Task brief: Filter these entries, keeping only lines that hold the word "Renewed".

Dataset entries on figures
—————

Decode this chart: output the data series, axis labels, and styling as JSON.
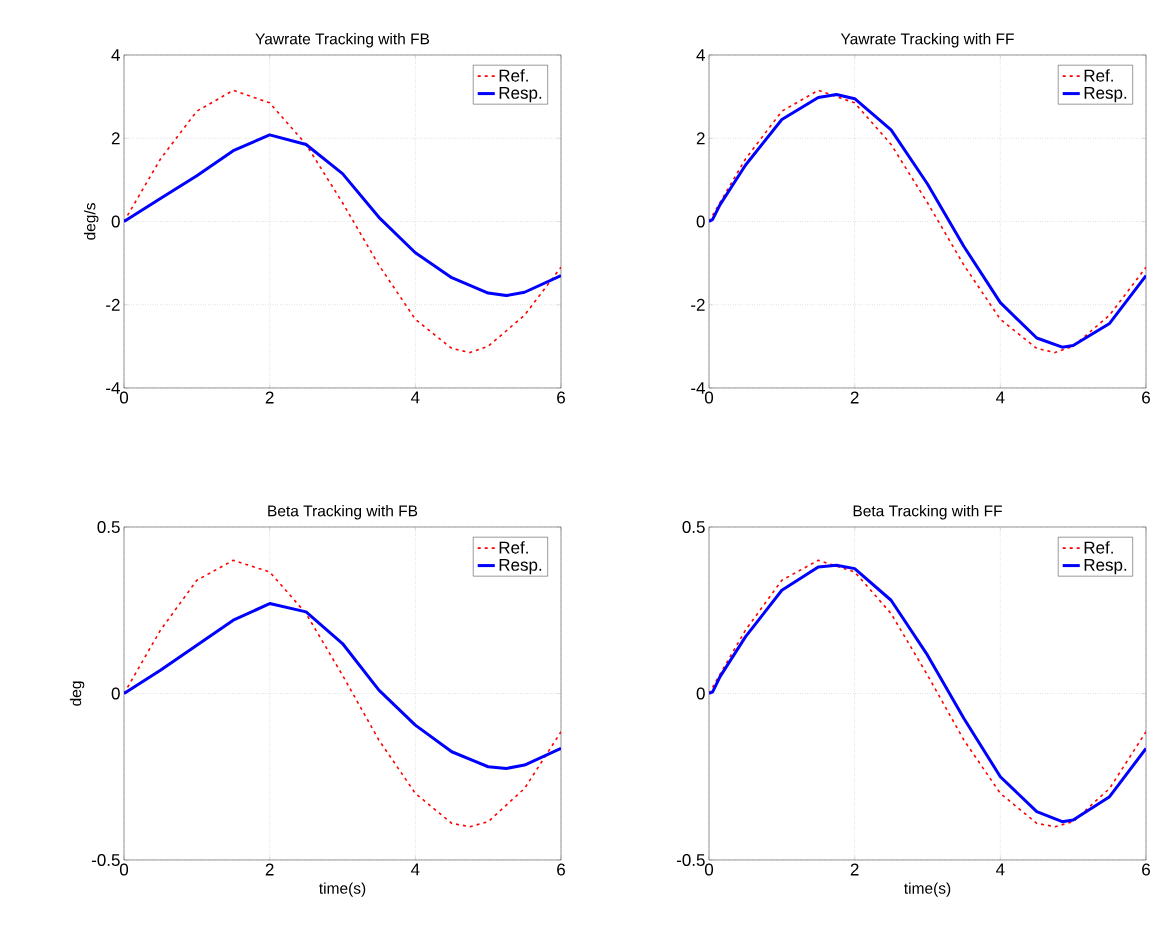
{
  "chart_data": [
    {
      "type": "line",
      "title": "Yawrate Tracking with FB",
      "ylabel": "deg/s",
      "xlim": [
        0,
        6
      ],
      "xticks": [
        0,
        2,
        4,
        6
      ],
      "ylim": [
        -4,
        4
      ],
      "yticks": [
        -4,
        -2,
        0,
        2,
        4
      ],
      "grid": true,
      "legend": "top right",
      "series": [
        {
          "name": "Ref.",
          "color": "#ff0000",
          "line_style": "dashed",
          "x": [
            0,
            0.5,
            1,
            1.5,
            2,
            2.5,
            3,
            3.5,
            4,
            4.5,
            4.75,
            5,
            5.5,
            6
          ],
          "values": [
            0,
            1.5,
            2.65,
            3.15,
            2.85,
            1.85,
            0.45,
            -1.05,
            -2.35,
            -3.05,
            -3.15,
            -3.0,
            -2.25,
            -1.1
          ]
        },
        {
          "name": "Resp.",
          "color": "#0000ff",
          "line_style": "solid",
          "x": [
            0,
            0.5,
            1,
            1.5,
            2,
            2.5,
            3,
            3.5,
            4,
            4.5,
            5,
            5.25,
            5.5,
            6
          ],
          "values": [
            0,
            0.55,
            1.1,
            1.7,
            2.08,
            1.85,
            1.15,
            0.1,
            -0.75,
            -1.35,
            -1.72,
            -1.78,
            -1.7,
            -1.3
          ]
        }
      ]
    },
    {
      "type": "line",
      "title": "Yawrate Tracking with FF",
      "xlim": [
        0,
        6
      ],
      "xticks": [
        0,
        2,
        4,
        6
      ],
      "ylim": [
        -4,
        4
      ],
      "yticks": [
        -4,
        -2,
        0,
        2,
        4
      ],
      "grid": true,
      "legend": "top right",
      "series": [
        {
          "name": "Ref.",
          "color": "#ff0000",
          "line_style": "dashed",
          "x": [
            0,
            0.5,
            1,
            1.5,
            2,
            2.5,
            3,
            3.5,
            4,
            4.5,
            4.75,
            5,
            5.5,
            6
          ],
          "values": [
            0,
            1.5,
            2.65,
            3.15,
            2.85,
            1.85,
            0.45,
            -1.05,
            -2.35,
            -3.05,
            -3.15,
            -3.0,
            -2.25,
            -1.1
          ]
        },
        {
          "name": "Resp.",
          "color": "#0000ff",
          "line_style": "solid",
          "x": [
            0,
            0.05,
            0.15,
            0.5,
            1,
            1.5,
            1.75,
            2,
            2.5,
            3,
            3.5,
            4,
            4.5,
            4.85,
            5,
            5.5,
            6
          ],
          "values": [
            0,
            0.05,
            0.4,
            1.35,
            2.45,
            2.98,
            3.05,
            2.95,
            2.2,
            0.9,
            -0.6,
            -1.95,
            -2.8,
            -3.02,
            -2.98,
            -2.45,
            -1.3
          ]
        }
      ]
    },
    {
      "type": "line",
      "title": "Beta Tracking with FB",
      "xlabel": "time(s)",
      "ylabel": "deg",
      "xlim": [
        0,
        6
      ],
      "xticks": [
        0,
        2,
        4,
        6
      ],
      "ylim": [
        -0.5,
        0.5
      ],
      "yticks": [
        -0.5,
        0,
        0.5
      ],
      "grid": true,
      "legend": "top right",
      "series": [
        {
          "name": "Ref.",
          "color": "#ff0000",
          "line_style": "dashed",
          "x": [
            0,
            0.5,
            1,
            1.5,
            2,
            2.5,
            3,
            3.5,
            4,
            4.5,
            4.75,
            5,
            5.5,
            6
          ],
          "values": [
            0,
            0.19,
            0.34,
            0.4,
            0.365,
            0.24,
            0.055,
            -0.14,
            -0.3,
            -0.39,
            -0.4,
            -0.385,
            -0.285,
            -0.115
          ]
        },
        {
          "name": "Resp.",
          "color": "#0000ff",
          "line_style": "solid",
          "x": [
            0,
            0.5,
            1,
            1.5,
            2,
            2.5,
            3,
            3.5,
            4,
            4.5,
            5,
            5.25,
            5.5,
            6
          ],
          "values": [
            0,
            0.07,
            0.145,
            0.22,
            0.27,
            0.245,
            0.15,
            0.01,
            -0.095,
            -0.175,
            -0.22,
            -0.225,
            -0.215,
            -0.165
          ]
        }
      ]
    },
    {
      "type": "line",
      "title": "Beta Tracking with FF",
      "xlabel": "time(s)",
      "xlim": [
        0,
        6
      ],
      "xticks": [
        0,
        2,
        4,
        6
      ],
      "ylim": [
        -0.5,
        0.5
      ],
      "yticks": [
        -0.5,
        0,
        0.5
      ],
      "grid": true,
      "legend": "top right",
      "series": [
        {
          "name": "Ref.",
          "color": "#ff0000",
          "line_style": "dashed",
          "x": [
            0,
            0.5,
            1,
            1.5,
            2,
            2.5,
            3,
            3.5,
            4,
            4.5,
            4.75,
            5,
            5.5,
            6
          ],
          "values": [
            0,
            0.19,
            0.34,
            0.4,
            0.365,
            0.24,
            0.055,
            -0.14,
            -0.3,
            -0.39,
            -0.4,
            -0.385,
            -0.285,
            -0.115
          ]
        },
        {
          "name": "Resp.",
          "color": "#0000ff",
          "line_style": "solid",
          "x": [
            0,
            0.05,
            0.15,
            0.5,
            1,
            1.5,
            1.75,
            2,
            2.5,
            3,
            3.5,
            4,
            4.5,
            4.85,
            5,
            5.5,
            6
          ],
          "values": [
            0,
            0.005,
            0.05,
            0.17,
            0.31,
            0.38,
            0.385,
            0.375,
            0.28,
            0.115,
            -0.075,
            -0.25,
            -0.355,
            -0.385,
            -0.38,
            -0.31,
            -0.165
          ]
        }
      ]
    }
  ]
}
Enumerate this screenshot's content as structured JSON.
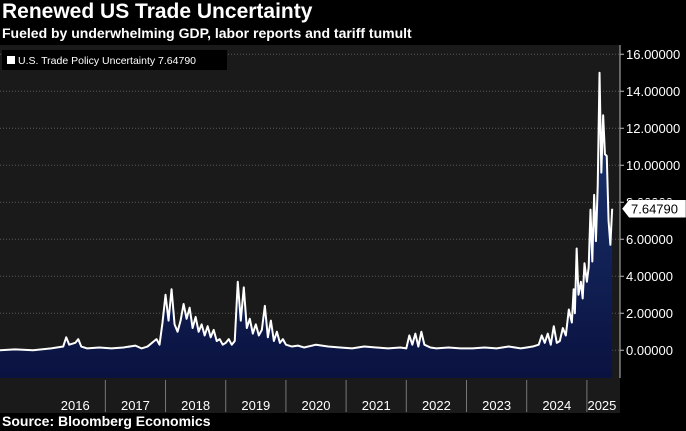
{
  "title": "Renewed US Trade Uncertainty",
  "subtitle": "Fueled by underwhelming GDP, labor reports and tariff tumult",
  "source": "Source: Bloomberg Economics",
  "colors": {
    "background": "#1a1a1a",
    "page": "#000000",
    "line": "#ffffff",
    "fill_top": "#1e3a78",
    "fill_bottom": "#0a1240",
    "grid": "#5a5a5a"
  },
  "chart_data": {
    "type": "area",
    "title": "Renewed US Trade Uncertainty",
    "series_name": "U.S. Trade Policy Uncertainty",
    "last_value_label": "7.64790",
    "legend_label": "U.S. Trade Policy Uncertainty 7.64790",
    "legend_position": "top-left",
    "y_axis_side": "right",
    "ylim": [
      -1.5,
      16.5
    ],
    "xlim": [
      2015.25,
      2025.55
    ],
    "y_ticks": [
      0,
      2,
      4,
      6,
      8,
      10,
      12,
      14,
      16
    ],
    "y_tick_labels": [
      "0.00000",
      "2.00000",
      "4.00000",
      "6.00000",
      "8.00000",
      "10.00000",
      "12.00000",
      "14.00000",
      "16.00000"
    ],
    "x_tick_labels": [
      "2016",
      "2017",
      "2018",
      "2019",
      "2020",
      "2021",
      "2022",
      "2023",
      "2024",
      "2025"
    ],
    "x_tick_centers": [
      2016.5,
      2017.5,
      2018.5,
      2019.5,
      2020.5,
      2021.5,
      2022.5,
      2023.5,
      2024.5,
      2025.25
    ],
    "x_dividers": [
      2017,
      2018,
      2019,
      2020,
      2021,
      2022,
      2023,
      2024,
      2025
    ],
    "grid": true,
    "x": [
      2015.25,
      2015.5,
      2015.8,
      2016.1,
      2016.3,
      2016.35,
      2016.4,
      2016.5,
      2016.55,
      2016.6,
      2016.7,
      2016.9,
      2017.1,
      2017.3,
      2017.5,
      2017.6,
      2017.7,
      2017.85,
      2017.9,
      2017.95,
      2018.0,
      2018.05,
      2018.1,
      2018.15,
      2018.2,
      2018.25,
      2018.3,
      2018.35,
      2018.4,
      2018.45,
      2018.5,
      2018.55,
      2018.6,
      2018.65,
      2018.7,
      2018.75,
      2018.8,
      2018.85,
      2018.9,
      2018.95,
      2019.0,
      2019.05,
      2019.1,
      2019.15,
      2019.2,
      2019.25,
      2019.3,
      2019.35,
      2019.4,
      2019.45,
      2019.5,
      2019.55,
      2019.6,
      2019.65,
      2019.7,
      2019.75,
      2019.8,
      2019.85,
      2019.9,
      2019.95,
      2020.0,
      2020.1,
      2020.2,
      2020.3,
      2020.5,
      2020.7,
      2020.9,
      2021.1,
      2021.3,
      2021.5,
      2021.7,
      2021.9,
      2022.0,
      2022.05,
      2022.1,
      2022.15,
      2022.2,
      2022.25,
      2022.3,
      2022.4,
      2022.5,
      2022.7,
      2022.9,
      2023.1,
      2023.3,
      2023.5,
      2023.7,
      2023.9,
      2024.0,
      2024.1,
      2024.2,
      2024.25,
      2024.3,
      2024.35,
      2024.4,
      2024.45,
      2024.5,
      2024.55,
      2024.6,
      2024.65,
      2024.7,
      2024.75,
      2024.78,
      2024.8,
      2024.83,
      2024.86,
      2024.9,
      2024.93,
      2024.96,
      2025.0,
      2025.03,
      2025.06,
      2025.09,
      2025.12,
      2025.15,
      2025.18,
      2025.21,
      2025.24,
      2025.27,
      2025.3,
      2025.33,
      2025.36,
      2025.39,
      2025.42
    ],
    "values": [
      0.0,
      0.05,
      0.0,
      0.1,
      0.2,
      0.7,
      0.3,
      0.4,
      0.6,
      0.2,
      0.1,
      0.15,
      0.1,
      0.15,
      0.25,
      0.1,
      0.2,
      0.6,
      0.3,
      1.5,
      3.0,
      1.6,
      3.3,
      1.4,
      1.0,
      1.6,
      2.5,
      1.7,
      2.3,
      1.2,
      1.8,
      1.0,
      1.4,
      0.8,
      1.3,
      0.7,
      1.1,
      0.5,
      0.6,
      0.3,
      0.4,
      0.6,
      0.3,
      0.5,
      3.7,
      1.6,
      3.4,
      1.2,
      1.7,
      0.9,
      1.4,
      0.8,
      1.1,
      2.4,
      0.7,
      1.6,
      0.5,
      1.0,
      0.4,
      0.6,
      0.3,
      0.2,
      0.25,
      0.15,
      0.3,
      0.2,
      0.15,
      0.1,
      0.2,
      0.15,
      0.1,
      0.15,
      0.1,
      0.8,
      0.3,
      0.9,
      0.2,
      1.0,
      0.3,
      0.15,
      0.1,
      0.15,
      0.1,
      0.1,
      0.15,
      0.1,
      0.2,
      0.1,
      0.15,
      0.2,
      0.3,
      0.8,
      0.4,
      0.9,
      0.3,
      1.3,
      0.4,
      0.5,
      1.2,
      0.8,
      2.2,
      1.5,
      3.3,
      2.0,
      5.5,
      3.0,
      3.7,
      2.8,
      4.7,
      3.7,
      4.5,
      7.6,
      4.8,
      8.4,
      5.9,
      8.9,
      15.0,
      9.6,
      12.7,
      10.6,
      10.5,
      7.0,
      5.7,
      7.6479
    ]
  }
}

—————

Written answer:
  "title": "Renewed US Trade Uncertainty",
    "title": "Renewed US Trade Uncertainty",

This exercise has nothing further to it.